──────── Dataset records ────────

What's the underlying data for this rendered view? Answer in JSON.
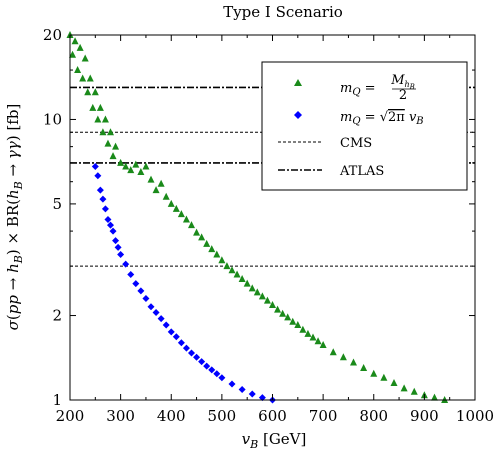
{
  "chart_data": {
    "type": "scatter",
    "title": "Type I Scenario",
    "xlabel": "v_B [GeV]",
    "ylabel": "σ(pp → h_B) × BR(h_B → γγ) [fb]",
    "xlim": [
      200,
      1000
    ],
    "ylim": [
      1,
      20
    ],
    "yscale": "log",
    "xticks": [
      "200",
      "300",
      "400",
      "500",
      "600",
      "700",
      "800",
      "900",
      "1000"
    ],
    "yticks": [
      "1",
      "2",
      "5",
      "10",
      "20"
    ],
    "grid": false,
    "legend_position": "top-right",
    "series": [
      {
        "name": "m_Q = M_{h_B}/2",
        "marker": "triangle",
        "color": "#1a8a1a",
        "points": [
          [
            200,
            20
          ],
          [
            205,
            17
          ],
          [
            210,
            19
          ],
          [
            215,
            15
          ],
          [
            220,
            18
          ],
          [
            225,
            14
          ],
          [
            230,
            16.5
          ],
          [
            235,
            12.5
          ],
          [
            240,
            14
          ],
          [
            245,
            11
          ],
          [
            250,
            12.5
          ],
          [
            255,
            10
          ],
          [
            260,
            11
          ],
          [
            265,
            9
          ],
          [
            270,
            10
          ],
          [
            275,
            8.2
          ],
          [
            280,
            9
          ],
          [
            285,
            7.4
          ],
          [
            290,
            8
          ],
          [
            300,
            7
          ],
          [
            310,
            6.8
          ],
          [
            320,
            6.6
          ],
          [
            330,
            6.9
          ],
          [
            340,
            6.5
          ],
          [
            350,
            6.8
          ],
          [
            360,
            6.1
          ],
          [
            370,
            5.6
          ],
          [
            380,
            5.9
          ],
          [
            390,
            5.3
          ],
          [
            400,
            5.0
          ],
          [
            410,
            4.8
          ],
          [
            420,
            4.6
          ],
          [
            430,
            4.4
          ],
          [
            440,
            4.2
          ],
          [
            450,
            3.95
          ],
          [
            460,
            3.8
          ],
          [
            470,
            3.6
          ],
          [
            480,
            3.45
          ],
          [
            490,
            3.3
          ],
          [
            500,
            3.15
          ],
          [
            510,
            3.0
          ],
          [
            520,
            2.9
          ],
          [
            530,
            2.8
          ],
          [
            540,
            2.7
          ],
          [
            550,
            2.6
          ],
          [
            560,
            2.5
          ],
          [
            570,
            2.42
          ],
          [
            580,
            2.34
          ],
          [
            590,
            2.26
          ],
          [
            600,
            2.18
          ],
          [
            610,
            2.1
          ],
          [
            620,
            2.03
          ],
          [
            630,
            1.97
          ],
          [
            640,
            1.9
          ],
          [
            650,
            1.85
          ],
          [
            660,
            1.78
          ],
          [
            670,
            1.72
          ],
          [
            680,
            1.67
          ],
          [
            690,
            1.62
          ],
          [
            700,
            1.57
          ],
          [
            720,
            1.48
          ],
          [
            740,
            1.42
          ],
          [
            760,
            1.36
          ],
          [
            780,
            1.3
          ],
          [
            800,
            1.24
          ],
          [
            820,
            1.2
          ],
          [
            840,
            1.15
          ],
          [
            860,
            1.1
          ],
          [
            880,
            1.07
          ],
          [
            900,
            1.04
          ],
          [
            920,
            1.02
          ],
          [
            940,
            1.0
          ]
        ]
      },
      {
        "name": "m_Q = √(2π) v_B",
        "marker": "diamond",
        "color": "#0000ff",
        "points": [
          [
            250,
            6.8
          ],
          [
            255,
            6.3
          ],
          [
            260,
            5.6
          ],
          [
            265,
            5.2
          ],
          [
            270,
            4.8
          ],
          [
            275,
            4.4
          ],
          [
            280,
            4.2
          ],
          [
            285,
            4.0
          ],
          [
            290,
            3.7
          ],
          [
            295,
            3.5
          ],
          [
            300,
            3.3
          ],
          [
            310,
            3.05
          ],
          [
            320,
            2.8
          ],
          [
            330,
            2.6
          ],
          [
            340,
            2.45
          ],
          [
            350,
            2.3
          ],
          [
            360,
            2.15
          ],
          [
            370,
            2.05
          ],
          [
            380,
            1.95
          ],
          [
            390,
            1.85
          ],
          [
            400,
            1.75
          ],
          [
            410,
            1.68
          ],
          [
            420,
            1.6
          ],
          [
            430,
            1.53
          ],
          [
            440,
            1.47
          ],
          [
            450,
            1.42
          ],
          [
            460,
            1.37
          ],
          [
            470,
            1.32
          ],
          [
            480,
            1.28
          ],
          [
            490,
            1.24
          ],
          [
            500,
            1.2
          ],
          [
            520,
            1.14
          ],
          [
            540,
            1.09
          ],
          [
            560,
            1.05
          ],
          [
            580,
            1.02
          ],
          [
            600,
            1.0
          ]
        ]
      }
    ],
    "reference_lines": [
      {
        "name": "CMS",
        "style": "dashed",
        "values": [
          9,
          3
        ]
      },
      {
        "name": "ATLAS",
        "style": "dash-dot",
        "values": [
          13,
          7
        ]
      }
    ],
    "legend": {
      "entries": [
        {
          "label_prefix": "m_Q =",
          "label_num": "M_{h_B}",
          "label_den": "2"
        },
        {
          "label_prefix": "m_Q =",
          "label_expr": "√(2π) v_B"
        },
        {
          "label": "CMS"
        },
        {
          "label": "ATLAS"
        }
      ]
    }
  }
}
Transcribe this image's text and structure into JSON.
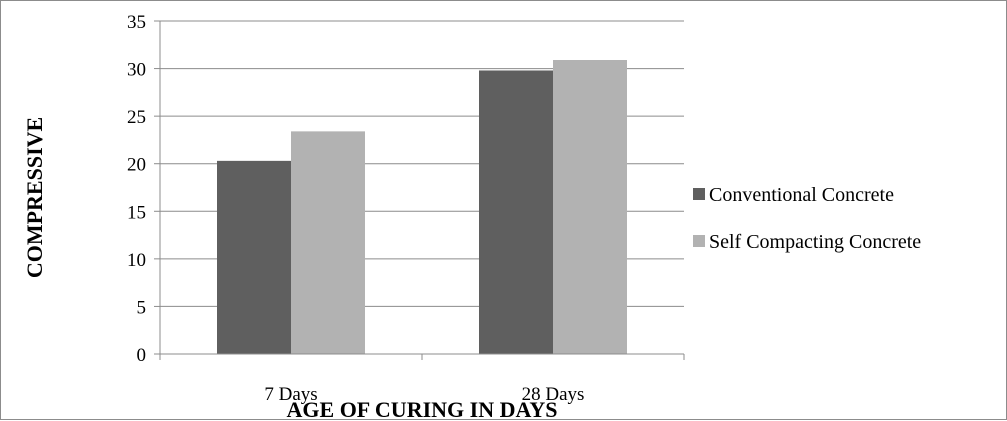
{
  "chart_data": {
    "type": "bar",
    "categories": [
      "7 Days",
      "28 Days"
    ],
    "series": [
      {
        "name": "Conventional Concrete",
        "values": [
          20.3,
          29.8
        ],
        "color": "#5f5f5f"
      },
      {
        "name": "Self Compacting Concrete",
        "values": [
          23.4,
          30.9
        ],
        "color": "#b2b2b2"
      }
    ],
    "xlabel": "AGE OF CURING IN DAYS",
    "ylabel": "COMPRESSIVE",
    "ylim": [
      0,
      35
    ],
    "yticks": [
      0,
      5,
      10,
      15,
      20,
      25,
      30,
      35
    ],
    "grid": true,
    "legend_position": "right"
  }
}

────────

Task brief: All entries must be written out again exactly as given, with no pictures in the copy.

Correct response:
What's the underlying data for this rendered view? Answer in JSON.
{
  "chart_data": {
    "type": "scatter",
    "title": "Type I Scenario",
    "xlabel": "v_B [GeV]",
    "ylabel": "σ(pp → h_B) × BR(h_B → γγ) [fb]",
    "xlim": [
      200,
      1000
    ],
    "ylim": [
      1,
      20
    ],
    "yscale": "log",
    "xticks": [
      "200",
      "300",
      "400",
      "500",
      "600",
      "700",
      "800",
      "900",
      "1000"
    ],
    "yticks": [
      "1",
      "2",
      "5",
      "10",
      "20"
    ],
    "grid": false,
    "legend_position": "top-right",
    "series": [
      {
        "name": "m_Q = M_{h_B}/2",
        "marker": "triangle",
        "color": "#1a8a1a",
        "points": [
          [
            200,
            20
          ],
          [
            205,
            17
          ],
          [
            210,
            19
          ],
          [
            215,
            15
          ],
          [
            220,
            18
          ],
          [
            225,
            14
          ],
          [
            230,
            16.5
          ],
          [
            235,
            12.5
          ],
          [
            240,
            14
          ],
          [
            245,
            11
          ],
          [
            250,
            12.5
          ],
          [
            255,
            10
          ],
          [
            260,
            11
          ],
          [
            265,
            9
          ],
          [
            270,
            10
          ],
          [
            275,
            8.2
          ],
          [
            280,
            9
          ],
          [
            285,
            7.4
          ],
          [
            290,
            8
          ],
          [
            300,
            7
          ],
          [
            310,
            6.8
          ],
          [
            320,
            6.6
          ],
          [
            330,
            6.9
          ],
          [
            340,
            6.5
          ],
          [
            350,
            6.8
          ],
          [
            360,
            6.1
          ],
          [
            370,
            5.6
          ],
          [
            380,
            5.9
          ],
          [
            390,
            5.3
          ],
          [
            400,
            5.0
          ],
          [
            410,
            4.8
          ],
          [
            420,
            4.6
          ],
          [
            430,
            4.4
          ],
          [
            440,
            4.2
          ],
          [
            450,
            3.95
          ],
          [
            460,
            3.8
          ],
          [
            470,
            3.6
          ],
          [
            480,
            3.45
          ],
          [
            490,
            3.3
          ],
          [
            500,
            3.15
          ],
          [
            510,
            3.0
          ],
          [
            520,
            2.9
          ],
          [
            530,
            2.8
          ],
          [
            540,
            2.7
          ],
          [
            550,
            2.6
          ],
          [
            560,
            2.5
          ],
          [
            570,
            2.42
          ],
          [
            580,
            2.34
          ],
          [
            590,
            2.26
          ],
          [
            600,
            2.18
          ],
          [
            610,
            2.1
          ],
          [
            620,
            2.03
          ],
          [
            630,
            1.97
          ],
          [
            640,
            1.9
          ],
          [
            650,
            1.85
          ],
          [
            660,
            1.78
          ],
          [
            670,
            1.72
          ],
          [
            680,
            1.67
          ],
          [
            690,
            1.62
          ],
          [
            700,
            1.57
          ],
          [
            720,
            1.48
          ],
          [
            740,
            1.42
          ],
          [
            760,
            1.36
          ],
          [
            780,
            1.3
          ],
          [
            800,
            1.24
          ],
          [
            820,
            1.2
          ],
          [
            840,
            1.15
          ],
          [
            860,
            1.1
          ],
          [
            880,
            1.07
          ],
          [
            900,
            1.04
          ],
          [
            920,
            1.02
          ],
          [
            940,
            1.0
          ]
        ]
      },
      {
        "name": "m_Q = √(2π) v_B",
        "marker": "diamond",
        "color": "#0000ff",
        "points": [
          [
            250,
            6.8
          ],
          [
            255,
            6.3
          ],
          [
            260,
            5.6
          ],
          [
            265,
            5.2
          ],
          [
            270,
            4.8
          ],
          [
            275,
            4.4
          ],
          [
            280,
            4.2
          ],
          [
            285,
            4.0
          ],
          [
            290,
            3.7
          ],
          [
            295,
            3.5
          ],
          [
            300,
            3.3
          ],
          [
            310,
            3.05
          ],
          [
            320,
            2.8
          ],
          [
            330,
            2.6
          ],
          [
            340,
            2.45
          ],
          [
            350,
            2.3
          ],
          [
            360,
            2.15
          ],
          [
            370,
            2.05
          ],
          [
            380,
            1.95
          ],
          [
            390,
            1.85
          ],
          [
            400,
            1.75
          ],
          [
            410,
            1.68
          ],
          [
            420,
            1.6
          ],
          [
            430,
            1.53
          ],
          [
            440,
            1.47
          ],
          [
            450,
            1.42
          ],
          [
            460,
            1.37
          ],
          [
            470,
            1.32
          ],
          [
            480,
            1.28
          ],
          [
            490,
            1.24
          ],
          [
            500,
            1.2
          ],
          [
            520,
            1.14
          ],
          [
            540,
            1.09
          ],
          [
            560,
            1.05
          ],
          [
            580,
            1.02
          ],
          [
            600,
            1.0
          ]
        ]
      }
    ],
    "reference_lines": [
      {
        "name": "CMS",
        "style": "dashed",
        "values": [
          9,
          3
        ]
      },
      {
        "name": "ATLAS",
        "style": "dash-dot",
        "values": [
          13,
          7
        ]
      }
    ],
    "legend": {
      "entries": [
        {
          "label_prefix": "m_Q =",
          "label_num": "M_{h_B}",
          "label_den": "2"
        },
        {
          "label_prefix": "m_Q =",
          "label_expr": "√(2π) v_B"
        },
        {
          "label": "CMS"
        },
        {
          "label": "ATLAS"
        }
      ]
    }
  }
}
Transcribe this image's text and structure into JSON.
{
  "chart_data": {
    "type": "bar",
    "categories": [
      "7 Days",
      "28 Days"
    ],
    "series": [
      {
        "name": "Conventional Concrete",
        "values": [
          20.3,
          29.8
        ],
        "color": "#5f5f5f"
      },
      {
        "name": "Self Compacting Concrete",
        "values": [
          23.4,
          30.9
        ],
        "color": "#b2b2b2"
      }
    ],
    "xlabel": "AGE OF CURING IN DAYS",
    "ylabel": "COMPRESSIVE",
    "ylim": [
      0,
      35
    ],
    "yticks": [
      0,
      5,
      10,
      15,
      20,
      25,
      30,
      35
    ],
    "grid": true,
    "legend_position": "right"
  }
}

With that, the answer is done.